:: Supplied data

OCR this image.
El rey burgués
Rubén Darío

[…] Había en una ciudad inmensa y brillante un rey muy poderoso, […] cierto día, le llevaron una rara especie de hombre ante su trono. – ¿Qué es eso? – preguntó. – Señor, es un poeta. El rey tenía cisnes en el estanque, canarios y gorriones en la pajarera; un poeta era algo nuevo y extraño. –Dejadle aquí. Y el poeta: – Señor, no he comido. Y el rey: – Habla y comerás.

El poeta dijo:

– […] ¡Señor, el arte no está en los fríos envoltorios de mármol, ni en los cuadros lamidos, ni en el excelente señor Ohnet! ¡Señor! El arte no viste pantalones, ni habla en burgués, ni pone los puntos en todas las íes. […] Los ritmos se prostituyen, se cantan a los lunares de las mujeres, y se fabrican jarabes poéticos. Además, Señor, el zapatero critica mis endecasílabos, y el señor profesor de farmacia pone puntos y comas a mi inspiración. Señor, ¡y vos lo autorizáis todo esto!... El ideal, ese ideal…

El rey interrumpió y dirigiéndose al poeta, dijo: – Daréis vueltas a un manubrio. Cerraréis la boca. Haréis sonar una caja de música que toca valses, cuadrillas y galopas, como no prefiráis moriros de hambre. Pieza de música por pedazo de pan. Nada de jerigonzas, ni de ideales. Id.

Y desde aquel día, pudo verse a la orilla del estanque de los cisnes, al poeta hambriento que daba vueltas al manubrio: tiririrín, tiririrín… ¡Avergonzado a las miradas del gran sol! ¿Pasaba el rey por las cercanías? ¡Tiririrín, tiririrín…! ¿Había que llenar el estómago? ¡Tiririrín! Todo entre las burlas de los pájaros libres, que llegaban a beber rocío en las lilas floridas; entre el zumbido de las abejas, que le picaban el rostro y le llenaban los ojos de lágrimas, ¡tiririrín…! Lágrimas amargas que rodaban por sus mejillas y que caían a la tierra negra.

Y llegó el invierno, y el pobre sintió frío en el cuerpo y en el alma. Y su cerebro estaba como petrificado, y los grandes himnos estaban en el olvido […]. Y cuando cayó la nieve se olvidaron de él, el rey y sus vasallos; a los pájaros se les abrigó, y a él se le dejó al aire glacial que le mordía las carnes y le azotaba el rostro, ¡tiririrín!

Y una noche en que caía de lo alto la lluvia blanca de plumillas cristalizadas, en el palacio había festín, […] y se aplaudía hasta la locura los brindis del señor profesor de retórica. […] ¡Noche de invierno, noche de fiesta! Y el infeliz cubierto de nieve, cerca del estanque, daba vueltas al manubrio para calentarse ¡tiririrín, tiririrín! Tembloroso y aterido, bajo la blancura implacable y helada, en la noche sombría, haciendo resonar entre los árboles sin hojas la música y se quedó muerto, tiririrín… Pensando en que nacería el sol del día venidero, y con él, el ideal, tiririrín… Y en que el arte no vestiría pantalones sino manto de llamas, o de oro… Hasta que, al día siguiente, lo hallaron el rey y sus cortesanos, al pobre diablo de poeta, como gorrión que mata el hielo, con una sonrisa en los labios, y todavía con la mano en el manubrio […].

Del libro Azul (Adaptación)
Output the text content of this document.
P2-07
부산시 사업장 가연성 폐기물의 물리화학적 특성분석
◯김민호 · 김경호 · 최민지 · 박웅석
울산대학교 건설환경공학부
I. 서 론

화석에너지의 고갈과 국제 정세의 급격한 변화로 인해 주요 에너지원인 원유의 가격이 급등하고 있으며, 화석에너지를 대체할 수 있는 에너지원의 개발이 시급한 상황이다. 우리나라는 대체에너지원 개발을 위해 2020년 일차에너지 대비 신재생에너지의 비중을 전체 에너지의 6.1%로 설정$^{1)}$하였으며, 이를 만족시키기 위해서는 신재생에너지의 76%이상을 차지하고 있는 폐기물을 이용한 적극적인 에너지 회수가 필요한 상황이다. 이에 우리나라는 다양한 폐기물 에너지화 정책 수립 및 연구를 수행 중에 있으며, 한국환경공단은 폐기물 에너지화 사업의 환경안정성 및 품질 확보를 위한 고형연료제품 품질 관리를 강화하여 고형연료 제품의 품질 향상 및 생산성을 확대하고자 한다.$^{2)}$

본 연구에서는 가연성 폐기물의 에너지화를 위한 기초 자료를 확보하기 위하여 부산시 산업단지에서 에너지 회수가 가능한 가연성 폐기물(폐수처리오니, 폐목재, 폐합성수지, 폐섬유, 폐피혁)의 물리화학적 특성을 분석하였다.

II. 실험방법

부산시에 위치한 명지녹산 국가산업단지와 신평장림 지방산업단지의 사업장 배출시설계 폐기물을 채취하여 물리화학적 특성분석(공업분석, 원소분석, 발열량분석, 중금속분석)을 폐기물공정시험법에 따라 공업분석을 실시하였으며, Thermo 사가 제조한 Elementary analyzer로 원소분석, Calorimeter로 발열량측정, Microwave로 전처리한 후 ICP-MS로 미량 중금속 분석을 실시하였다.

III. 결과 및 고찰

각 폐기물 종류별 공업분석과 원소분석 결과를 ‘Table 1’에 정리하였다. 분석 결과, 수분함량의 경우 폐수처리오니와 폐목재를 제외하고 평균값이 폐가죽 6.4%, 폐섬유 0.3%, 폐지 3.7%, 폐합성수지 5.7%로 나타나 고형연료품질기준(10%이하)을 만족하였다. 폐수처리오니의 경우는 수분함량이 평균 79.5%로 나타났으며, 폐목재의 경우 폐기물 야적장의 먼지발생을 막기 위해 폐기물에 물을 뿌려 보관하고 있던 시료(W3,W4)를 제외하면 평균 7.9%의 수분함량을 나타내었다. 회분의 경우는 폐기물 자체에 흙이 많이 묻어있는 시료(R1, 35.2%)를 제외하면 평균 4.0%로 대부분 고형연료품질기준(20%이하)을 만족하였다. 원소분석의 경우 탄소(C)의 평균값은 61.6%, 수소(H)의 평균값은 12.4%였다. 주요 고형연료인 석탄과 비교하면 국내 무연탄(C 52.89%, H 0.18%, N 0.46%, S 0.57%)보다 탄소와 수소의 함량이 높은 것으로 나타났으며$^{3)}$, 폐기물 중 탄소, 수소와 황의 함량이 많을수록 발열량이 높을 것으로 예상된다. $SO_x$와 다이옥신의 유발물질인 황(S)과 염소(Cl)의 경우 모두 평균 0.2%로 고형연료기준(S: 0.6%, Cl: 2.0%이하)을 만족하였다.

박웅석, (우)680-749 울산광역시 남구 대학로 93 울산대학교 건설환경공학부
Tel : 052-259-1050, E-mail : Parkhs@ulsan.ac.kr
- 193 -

::::

→ The task: Without omitting anything, output the entries exactly.

→ Response to the exercise:
OCR this image.
El rey burgués
Rubén Darío

[…] Había en una ciudad inmensa y brillante un rey muy poderoso, […] cierto día, le llevaron una rara especie de hombre ante su trono. – ¿Qué es eso? – preguntó. – Señor, es un poeta. El rey tenía cisnes en el estanque, canarios y gorriones en la pajarera; un poeta era algo nuevo y extraño. –Dejadle aquí. Y el poeta: – Señor, no he comido. Y el rey: – Habla y comerás.

El poeta dijo:

– […] ¡Señor, el arte no está en los fríos envoltorios de mármol, ni en los cuadros lamidos, ni en el excelente señor Ohnet! ¡Señor! El arte no viste pantalones, ni habla en burgués, ni pone los puntos en todas las íes. […] Los ritmos se prostituyen, se cantan a los lunares de las mujeres, y se fabrican jarabes poéticos. Además, Señor, el zapatero critica mis endecasílabos, y el señor profesor de farmacia pone puntos y comas a mi inspiración. Señor, ¡y vos lo autorizáis todo esto!... El ideal, ese ideal…

El rey interrumpió y dirigiéndose al poeta, dijo: – Daréis vueltas a un manubrio. Cerraréis la boca. Haréis sonar una caja de música que toca valses, cuadrillas y galopas, como no prefiráis moriros de hambre. Pieza de música por pedazo de pan. Nada de jerigonzas, ni de ideales. Id.

Y desde aquel día, pudo verse a la orilla del estanque de los cisnes, al poeta hambriento que daba vueltas al manubrio: tiririrín, tiririrín… ¡Avergonzado a las miradas del gran sol! ¿Pasaba el rey por las cercanías? ¡Tiririrín, tiririrín…! ¿Había que llenar el estómago? ¡Tiririrín! Todo entre las burlas de los pájaros libres, que llegaban a beber rocío en las lilas floridas; entre el zumbido de las abejas, que le picaban el rostro y le llenaban los ojos de lágrimas, ¡tiririrín…! Lágrimas amargas que rodaban por sus mejillas y que caían a la tierra negra.

Y llegó el invierno, y el pobre sintió frío en el cuerpo y en el alma. Y su cerebro estaba como petrificado, y los grandes himnos estaban en el olvido […]. Y cuando cayó la nieve se olvidaron de él, el rey y sus vasallos; a los pájaros se les abrigó, y a él se le dejó al aire glacial que le mordía las carnes y le azotaba el rostro, ¡tiririrín!

Y una noche en que caía de lo alto la lluvia blanca de plumillas cristalizadas, en el palacio había festín, […] y se aplaudía hasta la locura los brindis del señor profesor de retórica. […] ¡Noche de invierno, noche de fiesta! Y el infeliz cubierto de nieve, cerca del estanque, daba vueltas al manubrio para calentarse ¡tiririrín, tiririrín! Tembloroso y aterido, bajo la blancura implacable y helada, en la noche sombría, haciendo resonar entre los árboles sin hojas la música y se quedó muerto, tiririrín… Pensando en que nacería el sol del día venidero, y con él, el ideal, tiririrín… Y en que el arte no vestiría pantalones sino manto de llamas, o de oro… Hasta que, al día siguiente, lo hallaron el rey y sus cortesanos, al pobre diablo de poeta, como gorrión que mata el hielo, con una sonrisa en los labios, y todavía con la mano en el manubrio […].

Del libro Azul (Adaptación)
Output the text content of this document.
P2-07
부산시 사업장 가연성 폐기물의 물리화학적 특성분석
◯김민호 · 김경호 · 최민지 · 박웅석
울산대학교 건설환경공학부
I. 서 론

화석에너지의 고갈과 국제 정세의 급격한 변화로 인해 주요 에너지원인 원유의 가격이 급등하고 있으며, 화석에너지를 대체할 수 있는 에너지원의 개발이 시급한 상황이다. 우리나라는 대체에너지원 개발을 위해 2020년 일차에너지 대비 신재생에너지의 비중을 전체 에너지의 6.1%로 설정$^{1)}$하였으며, 이를 만족시키기 위해서는 신재생에너지의 76%이상을 차지하고 있는 폐기물을 이용한 적극적인 에너지 회수가 필요한 상황이다. 이에 우리나라는 다양한 폐기물 에너지화 정책 수립 및 연구를 수행 중에 있으며, 한국환경공단은 폐기물 에너지화 사업의 환경안정성 및 품질 확보를 위한 고형연료제품 품질 관리를 강화하여 고형연료 제품의 품질 향상 및 생산성을 확대하고자 한다.$^{2)}$

본 연구에서는 가연성 폐기물의 에너지화를 위한 기초 자료를 확보하기 위하여 부산시 산업단지에서 에너지 회수가 가능한 가연성 폐기물(폐수처리오니, 폐목재, 폐합성수지, 폐섬유, 폐피혁)의 물리화학적 특성을 분석하였다.

II. 실험방법

부산시에 위치한 명지녹산 국가산업단지와 신평장림 지방산업단지의 사업장 배출시설계 폐기물을 채취하여 물리화학적 특성분석(공업분석, 원소분석, 발열량분석, 중금속분석)을 폐기물공정시험법에 따라 공업분석을 실시하였으며, Thermo 사가 제조한 Elementary analyzer로 원소분석, Calorimeter로 발열량측정, Microwave로 전처리한 후 ICP-MS로 미량 중금속 분석을 실시하였다.

III. 결과 및 고찰

각 폐기물 종류별 공업분석과 원소분석 결과를 ‘Table 1’에 정리하였다. 분석 결과, 수분함량의 경우 폐수처리오니와 폐목재를 제외하고 평균값이 폐가죽 6.4%, 폐섬유 0.3%, 폐지 3.7%, 폐합성수지 5.7%로 나타나 고형연료품질기준(10%이하)을 만족하였다. 폐수처리오니의 경우는 수분함량이 평균 79.5%로 나타났으며, 폐목재의 경우 폐기물 야적장의 먼지발생을 막기 위해 폐기물에 물을 뿌려 보관하고 있던 시료(W3,W4)를 제외하면 평균 7.9%의 수분함량을 나타내었다. 회분의 경우는 폐기물 자체에 흙이 많이 묻어있는 시료(R1, 35.2%)를 제외하면 평균 4.0%로 대부분 고형연료품질기준(20%이하)을 만족하였다. 원소분석의 경우 탄소(C)의 평균값은 61.6%, 수소(H)의 평균값은 12.4%였다. 주요 고형연료인 석탄과 비교하면 국내 무연탄(C 52.89%, H 0.18%, N 0.46%, S 0.57%)보다 탄소와 수소의 함량이 높은 것으로 나타났으며$^{3)}$, 폐기물 중 탄소, 수소와 황의 함량이 많을수록 발열량이 높을 것으로 예상된다. $SO_x$와 다이옥신의 유발물질인 황(S)과 염소(Cl)의 경우 모두 평균 0.2%로 고형연료기준(S: 0.6%, Cl: 2.0%이하)을 만족하였다.

박웅석, (우)680-749 울산광역시 남구 대학로 93 울산대학교 건설환경공학부
Tel : 052-259-1050, E-mail : Parkhs@ulsan.ac.kr
- 193 -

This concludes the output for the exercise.